Prompt:
Exactly repeat the material, dropping only the pictures.

Collected data entries:
>> Start

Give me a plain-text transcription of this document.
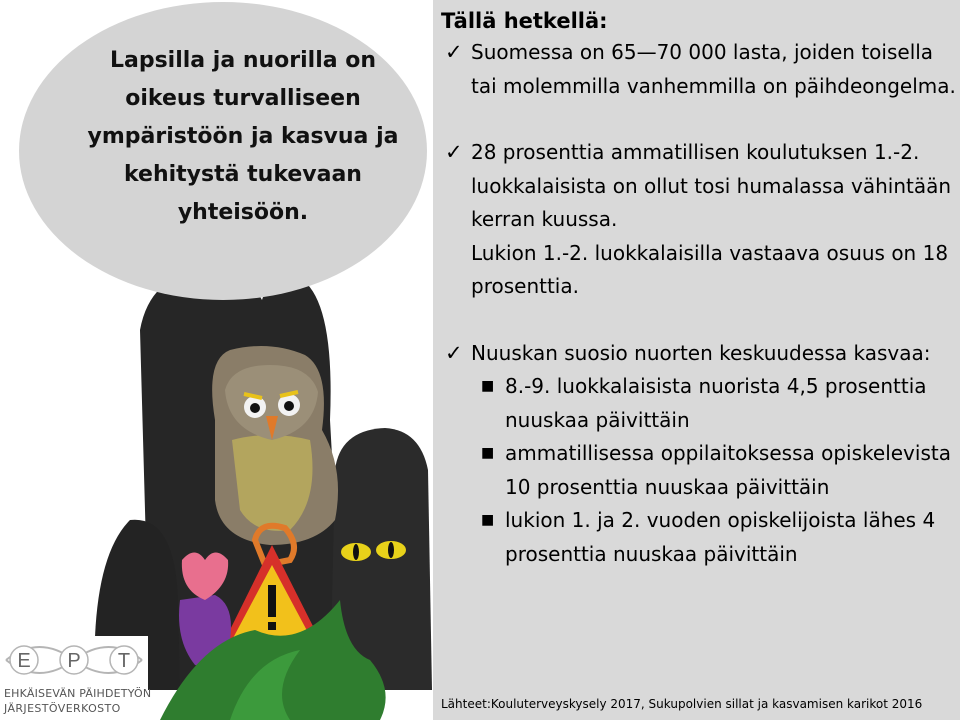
Lapsilla ja nuorilla on oikeus turvalliseen ympäristöön ja kasvua ja kehitystä tukevaan yhteisöön.
E P T
EHKÄISEVÄN PÄIHDETYÖN
JÄRJESTÖVERKOSTO
Tällä hetkellä:
✓ Suomessa on 65—70 000 lasta, joiden toisella tai molemmilla vanhemmilla on päihdeongelma.
✓ 28 prosenttia ammatillisen koulutuksen 1.-2. luokkalaisista on ollut tosi humalassa vähintään kerran kuussa.
Lukion 1.-2. luokkalaisilla vastaava osuus on 18 prosenttia.
✓ Nuuskan suosio nuorten keskuudessa kasvaa:
■ 8.-9. luokkalaisista nuorista 4,5 prosenttia nuuskaa päivittäin
■ ammatillisessa oppilaitoksessa opiskelevista 10 prosenttia nuuskaa päivittäin
■ lukion 1. ja 2. vuoden opiskelijoista lähes 4 prosenttia nuuskaa päivittäin
Lähteet:Kouluterveyskysely 2017, Sukupolvien sillat ja kasvamisen karikot 2016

>> End

Exercise output:
Give me a plain-text transcription of this document.
Lapsilla ja nuorilla on oikeus turvalliseen ympäristöön ja kasvua ja kehitystä tukevaan yhteisöön.
E P T
EHKÄISEVÄN PÄIHDETYÖN
JÄRJESTÖVERKOSTO
Tällä hetkellä:
✓ Suomessa on 65—70 000 lasta, joiden toisella tai molemmilla vanhemmilla on päihdeongelma.
✓ 28 prosenttia ammatillisen koulutuksen 1.-2. luokkalaisista on ollut tosi humalassa vähintään kerran kuussa.
Lukion 1.-2. luokkalaisilla vastaava osuus on 18 prosenttia.
✓ Nuuskan suosio nuorten keskuudessa kasvaa:
■ 8.-9. luokkalaisista nuorista 4,5 prosenttia nuuskaa päivittäin
■ ammatillisessa oppilaitoksessa opiskelevista 10 prosenttia nuuskaa päivittäin
■ lukion 1. ja 2. vuoden opiskelijoista lähes 4 prosenttia nuuskaa päivittäin
Lähteet:Kouluterveyskysely 2017, Sukupolvien sillat ja kasvamisen karikot 2016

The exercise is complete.